Saved entries
┏━━

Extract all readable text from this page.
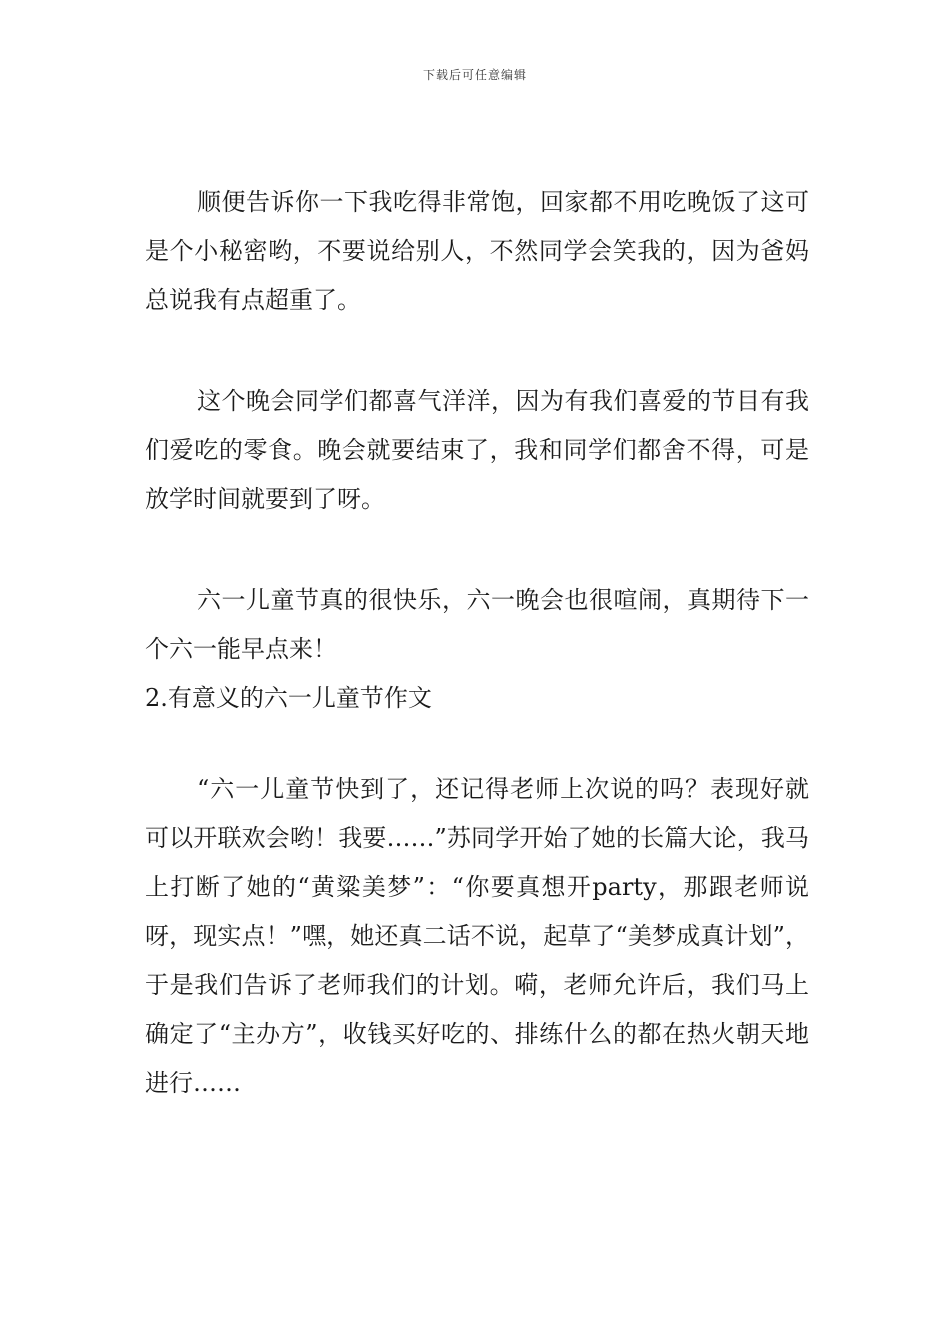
下载后可任意编辑

顺便告诉你一下我吃得非常饱，回家都不用吃晚饭了这可是个小秘密哟，不要说给别人，不然同学会笑我的，因为爸妈总说我有点超重了。

这个晚会同学们都喜气洋洋，因为有我们喜爱的节目有我们爱吃的零食。晚会就要结束了，我和同学们都舍不得，可是放学时间就要到了呀。

六一儿童节真的很快乐，六一晚会也很喧闹，真期待下一个六一能早点来！

2.有意义的六一儿童节作文

“六一儿童节快到了，还记得老师上次说的吗？表现好就可以开联欢会哟！我要……”苏同学开始了她的长篇大论，我马上打断了她的“黄粱美梦”：“你要真想开party，那跟老师说呀，现实点！”嘿，她还真二话不说，起草了“美梦成真计划”，于是我们告诉了老师我们的计划。嗬，老师允许后，我们马上确定了“主办方”，收钱买好吃的、排练什么的都在热火朝天地进行……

┗━━

- Problem:
Retype everything in the material word for word, minus pictures.

- Written answer:
Extract all readable text from this page.
下载后可任意编辑

顺便告诉你一下我吃得非常饱，回家都不用吃晚饭了这可是个小秘密哟，不要说给别人，不然同学会笑我的，因为爸妈总说我有点超重了。

这个晚会同学们都喜气洋洋，因为有我们喜爱的节目有我们爱吃的零食。晚会就要结束了，我和同学们都舍不得，可是放学时间就要到了呀。

六一儿童节真的很快乐，六一晚会也很喧闹，真期待下一个六一能早点来！

2.有意义的六一儿童节作文

“六一儿童节快到了，还记得老师上次说的吗？表现好就可以开联欢会哟！我要……”苏同学开始了她的长篇大论，我马上打断了她的“黄粱美梦”：“你要真想开party，那跟老师说呀，现实点！”嘿，她还真二话不说，起草了“美梦成真计划”，于是我们告诉了老师我们的计划。嗬，老师允许后，我们马上确定了“主办方”，收钱买好吃的、排练什么的都在热火朝天地进行……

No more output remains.